What you will do. Give the number of lines below that contain the word "from", and nothing else.

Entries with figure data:
##########

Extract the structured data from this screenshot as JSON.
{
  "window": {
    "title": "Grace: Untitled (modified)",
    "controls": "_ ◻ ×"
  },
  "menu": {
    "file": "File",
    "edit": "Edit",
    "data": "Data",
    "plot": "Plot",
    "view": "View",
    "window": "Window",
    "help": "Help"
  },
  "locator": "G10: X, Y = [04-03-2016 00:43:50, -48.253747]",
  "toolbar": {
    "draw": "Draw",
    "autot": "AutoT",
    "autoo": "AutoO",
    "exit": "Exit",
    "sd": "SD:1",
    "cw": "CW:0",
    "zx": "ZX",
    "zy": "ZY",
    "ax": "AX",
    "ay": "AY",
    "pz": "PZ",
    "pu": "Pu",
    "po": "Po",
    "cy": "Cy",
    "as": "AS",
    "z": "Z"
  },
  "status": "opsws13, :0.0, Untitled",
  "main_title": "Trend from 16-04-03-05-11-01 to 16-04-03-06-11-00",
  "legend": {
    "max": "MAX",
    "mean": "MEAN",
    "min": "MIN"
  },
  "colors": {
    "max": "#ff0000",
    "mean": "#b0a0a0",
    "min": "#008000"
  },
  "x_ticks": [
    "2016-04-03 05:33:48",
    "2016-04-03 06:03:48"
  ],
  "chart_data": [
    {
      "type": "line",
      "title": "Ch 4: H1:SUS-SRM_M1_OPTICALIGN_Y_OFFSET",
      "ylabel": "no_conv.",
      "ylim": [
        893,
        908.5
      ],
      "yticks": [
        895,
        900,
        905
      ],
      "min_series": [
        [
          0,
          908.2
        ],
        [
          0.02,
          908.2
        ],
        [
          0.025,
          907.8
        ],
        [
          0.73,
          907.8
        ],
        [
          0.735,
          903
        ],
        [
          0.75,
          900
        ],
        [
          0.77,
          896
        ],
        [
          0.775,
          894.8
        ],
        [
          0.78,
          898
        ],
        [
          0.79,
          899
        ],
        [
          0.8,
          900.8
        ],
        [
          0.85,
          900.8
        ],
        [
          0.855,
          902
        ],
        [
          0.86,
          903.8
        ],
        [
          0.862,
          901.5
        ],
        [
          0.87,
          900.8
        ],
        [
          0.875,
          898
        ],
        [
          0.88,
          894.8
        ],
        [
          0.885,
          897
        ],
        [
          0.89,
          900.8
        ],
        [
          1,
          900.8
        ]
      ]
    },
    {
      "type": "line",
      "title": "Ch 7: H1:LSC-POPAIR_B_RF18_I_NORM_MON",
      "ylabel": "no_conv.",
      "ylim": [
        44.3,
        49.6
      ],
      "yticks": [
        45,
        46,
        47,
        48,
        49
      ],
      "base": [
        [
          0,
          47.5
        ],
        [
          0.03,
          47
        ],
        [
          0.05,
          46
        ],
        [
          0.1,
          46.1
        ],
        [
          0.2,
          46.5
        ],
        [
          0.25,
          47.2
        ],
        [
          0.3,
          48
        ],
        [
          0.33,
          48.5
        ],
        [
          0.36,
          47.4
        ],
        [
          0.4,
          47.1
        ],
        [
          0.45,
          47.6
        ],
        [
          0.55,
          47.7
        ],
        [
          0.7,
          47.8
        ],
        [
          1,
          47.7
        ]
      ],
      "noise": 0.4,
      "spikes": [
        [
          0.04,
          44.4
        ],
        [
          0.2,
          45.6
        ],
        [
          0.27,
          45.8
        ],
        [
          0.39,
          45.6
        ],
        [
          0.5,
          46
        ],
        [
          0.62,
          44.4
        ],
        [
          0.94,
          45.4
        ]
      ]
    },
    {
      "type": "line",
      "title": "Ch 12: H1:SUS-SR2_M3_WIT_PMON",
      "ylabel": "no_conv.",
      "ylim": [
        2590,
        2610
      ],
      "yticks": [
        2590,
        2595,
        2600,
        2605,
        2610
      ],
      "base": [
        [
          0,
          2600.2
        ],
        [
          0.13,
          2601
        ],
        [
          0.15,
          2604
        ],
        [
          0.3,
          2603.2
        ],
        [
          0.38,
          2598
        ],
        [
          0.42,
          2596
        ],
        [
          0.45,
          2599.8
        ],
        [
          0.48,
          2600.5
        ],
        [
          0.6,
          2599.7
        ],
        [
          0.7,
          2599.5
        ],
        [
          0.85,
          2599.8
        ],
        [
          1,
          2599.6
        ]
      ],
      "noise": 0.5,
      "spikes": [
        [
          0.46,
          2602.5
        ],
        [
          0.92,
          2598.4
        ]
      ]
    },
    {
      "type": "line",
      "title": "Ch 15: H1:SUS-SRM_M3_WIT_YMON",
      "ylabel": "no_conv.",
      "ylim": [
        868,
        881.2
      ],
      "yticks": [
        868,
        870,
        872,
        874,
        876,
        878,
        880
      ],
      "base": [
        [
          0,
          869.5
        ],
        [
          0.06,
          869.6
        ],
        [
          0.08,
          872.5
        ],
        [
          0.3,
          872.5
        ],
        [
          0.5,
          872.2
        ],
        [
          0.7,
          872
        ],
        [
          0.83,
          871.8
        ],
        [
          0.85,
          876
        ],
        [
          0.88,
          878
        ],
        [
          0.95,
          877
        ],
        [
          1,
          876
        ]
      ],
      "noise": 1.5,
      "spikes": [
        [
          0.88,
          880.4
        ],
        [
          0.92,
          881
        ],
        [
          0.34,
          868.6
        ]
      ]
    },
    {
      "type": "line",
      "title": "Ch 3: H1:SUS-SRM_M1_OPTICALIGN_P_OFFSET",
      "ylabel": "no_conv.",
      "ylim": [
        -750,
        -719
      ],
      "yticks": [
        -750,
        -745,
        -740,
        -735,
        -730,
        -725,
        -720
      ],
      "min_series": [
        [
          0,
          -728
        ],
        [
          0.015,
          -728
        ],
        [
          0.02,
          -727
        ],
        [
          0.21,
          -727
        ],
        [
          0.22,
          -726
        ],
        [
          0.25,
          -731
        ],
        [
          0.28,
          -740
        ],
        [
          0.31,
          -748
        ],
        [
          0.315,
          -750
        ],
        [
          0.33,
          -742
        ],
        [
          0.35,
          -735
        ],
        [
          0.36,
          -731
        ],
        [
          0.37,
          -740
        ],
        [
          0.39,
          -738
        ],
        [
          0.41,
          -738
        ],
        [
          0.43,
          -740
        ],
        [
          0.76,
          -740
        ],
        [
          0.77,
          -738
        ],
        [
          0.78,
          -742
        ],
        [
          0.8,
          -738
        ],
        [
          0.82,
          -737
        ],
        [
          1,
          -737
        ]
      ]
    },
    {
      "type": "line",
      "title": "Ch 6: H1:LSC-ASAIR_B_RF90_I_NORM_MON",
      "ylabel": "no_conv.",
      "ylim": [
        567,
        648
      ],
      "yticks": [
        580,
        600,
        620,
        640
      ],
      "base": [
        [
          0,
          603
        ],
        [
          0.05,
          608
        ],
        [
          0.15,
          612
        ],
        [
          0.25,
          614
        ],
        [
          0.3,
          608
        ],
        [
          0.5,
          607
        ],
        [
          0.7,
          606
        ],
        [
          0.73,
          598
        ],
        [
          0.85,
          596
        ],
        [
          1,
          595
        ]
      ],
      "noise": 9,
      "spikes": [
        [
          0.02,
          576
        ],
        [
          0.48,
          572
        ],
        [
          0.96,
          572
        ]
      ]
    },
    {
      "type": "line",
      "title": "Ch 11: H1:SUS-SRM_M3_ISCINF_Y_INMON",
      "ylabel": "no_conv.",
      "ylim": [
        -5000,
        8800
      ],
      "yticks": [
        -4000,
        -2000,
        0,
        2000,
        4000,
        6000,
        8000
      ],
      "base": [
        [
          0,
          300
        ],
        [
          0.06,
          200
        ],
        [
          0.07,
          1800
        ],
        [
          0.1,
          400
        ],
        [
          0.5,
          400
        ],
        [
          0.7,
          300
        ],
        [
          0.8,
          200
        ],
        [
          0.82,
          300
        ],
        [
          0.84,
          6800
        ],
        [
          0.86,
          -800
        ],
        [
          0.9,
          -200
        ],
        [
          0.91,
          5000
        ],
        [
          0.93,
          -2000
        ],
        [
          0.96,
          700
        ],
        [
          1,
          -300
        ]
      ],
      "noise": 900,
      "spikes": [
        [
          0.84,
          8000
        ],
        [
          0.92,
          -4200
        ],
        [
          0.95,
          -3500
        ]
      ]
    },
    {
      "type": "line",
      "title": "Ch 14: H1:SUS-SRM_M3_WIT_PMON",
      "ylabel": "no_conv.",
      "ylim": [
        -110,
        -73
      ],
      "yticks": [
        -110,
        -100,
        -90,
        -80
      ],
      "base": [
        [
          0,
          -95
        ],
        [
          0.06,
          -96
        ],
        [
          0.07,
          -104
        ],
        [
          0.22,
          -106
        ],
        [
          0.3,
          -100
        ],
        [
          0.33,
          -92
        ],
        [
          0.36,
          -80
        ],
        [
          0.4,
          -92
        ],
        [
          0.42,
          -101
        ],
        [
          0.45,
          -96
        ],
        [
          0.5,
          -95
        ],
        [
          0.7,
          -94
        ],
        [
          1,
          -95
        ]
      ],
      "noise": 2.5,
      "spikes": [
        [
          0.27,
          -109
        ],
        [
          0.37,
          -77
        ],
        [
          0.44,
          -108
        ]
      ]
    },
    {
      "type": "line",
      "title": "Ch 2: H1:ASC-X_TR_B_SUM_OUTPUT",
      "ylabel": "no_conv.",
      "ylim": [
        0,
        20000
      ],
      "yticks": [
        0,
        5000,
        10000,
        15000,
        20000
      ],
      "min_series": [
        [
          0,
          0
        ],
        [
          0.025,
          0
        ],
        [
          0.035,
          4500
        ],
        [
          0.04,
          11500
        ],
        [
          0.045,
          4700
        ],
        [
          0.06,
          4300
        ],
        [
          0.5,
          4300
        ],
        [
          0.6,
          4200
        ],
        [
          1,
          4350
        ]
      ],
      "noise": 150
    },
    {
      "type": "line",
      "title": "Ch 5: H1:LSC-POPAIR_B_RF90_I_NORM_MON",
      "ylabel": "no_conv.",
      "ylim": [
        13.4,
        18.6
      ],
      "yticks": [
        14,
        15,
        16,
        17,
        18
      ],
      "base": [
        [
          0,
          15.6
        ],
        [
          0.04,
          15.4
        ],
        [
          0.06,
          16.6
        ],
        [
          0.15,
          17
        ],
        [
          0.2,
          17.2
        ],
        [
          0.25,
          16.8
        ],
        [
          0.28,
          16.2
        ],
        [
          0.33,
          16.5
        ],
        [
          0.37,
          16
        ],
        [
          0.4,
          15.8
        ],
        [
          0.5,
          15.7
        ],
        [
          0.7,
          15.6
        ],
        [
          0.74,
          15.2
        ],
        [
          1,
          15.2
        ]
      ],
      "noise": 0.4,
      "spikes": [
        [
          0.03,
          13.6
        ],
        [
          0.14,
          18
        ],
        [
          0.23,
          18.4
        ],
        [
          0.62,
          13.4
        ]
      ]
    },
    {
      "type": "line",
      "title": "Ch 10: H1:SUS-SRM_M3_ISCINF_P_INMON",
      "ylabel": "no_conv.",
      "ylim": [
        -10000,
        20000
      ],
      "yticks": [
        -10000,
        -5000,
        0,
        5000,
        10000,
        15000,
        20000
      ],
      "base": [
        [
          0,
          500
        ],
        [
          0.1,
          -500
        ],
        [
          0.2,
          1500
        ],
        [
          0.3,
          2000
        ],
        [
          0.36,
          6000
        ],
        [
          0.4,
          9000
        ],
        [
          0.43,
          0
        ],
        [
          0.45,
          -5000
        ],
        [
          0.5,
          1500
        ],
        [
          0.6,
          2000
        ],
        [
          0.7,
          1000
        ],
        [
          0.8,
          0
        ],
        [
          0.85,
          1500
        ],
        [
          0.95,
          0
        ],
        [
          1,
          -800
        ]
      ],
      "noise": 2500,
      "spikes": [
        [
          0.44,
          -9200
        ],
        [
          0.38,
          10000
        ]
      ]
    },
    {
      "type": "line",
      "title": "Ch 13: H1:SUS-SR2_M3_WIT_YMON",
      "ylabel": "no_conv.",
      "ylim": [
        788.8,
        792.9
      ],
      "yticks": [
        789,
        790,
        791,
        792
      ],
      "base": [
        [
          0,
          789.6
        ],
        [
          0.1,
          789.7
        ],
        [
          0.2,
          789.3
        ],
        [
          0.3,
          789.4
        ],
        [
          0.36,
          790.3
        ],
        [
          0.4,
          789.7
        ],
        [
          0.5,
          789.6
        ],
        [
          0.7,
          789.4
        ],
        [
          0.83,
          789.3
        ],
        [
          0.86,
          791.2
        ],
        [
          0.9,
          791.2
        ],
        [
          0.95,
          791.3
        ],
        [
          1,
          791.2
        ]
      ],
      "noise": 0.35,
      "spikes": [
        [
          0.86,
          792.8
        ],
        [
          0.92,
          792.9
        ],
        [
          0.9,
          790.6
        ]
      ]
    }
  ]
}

##########

Output. 2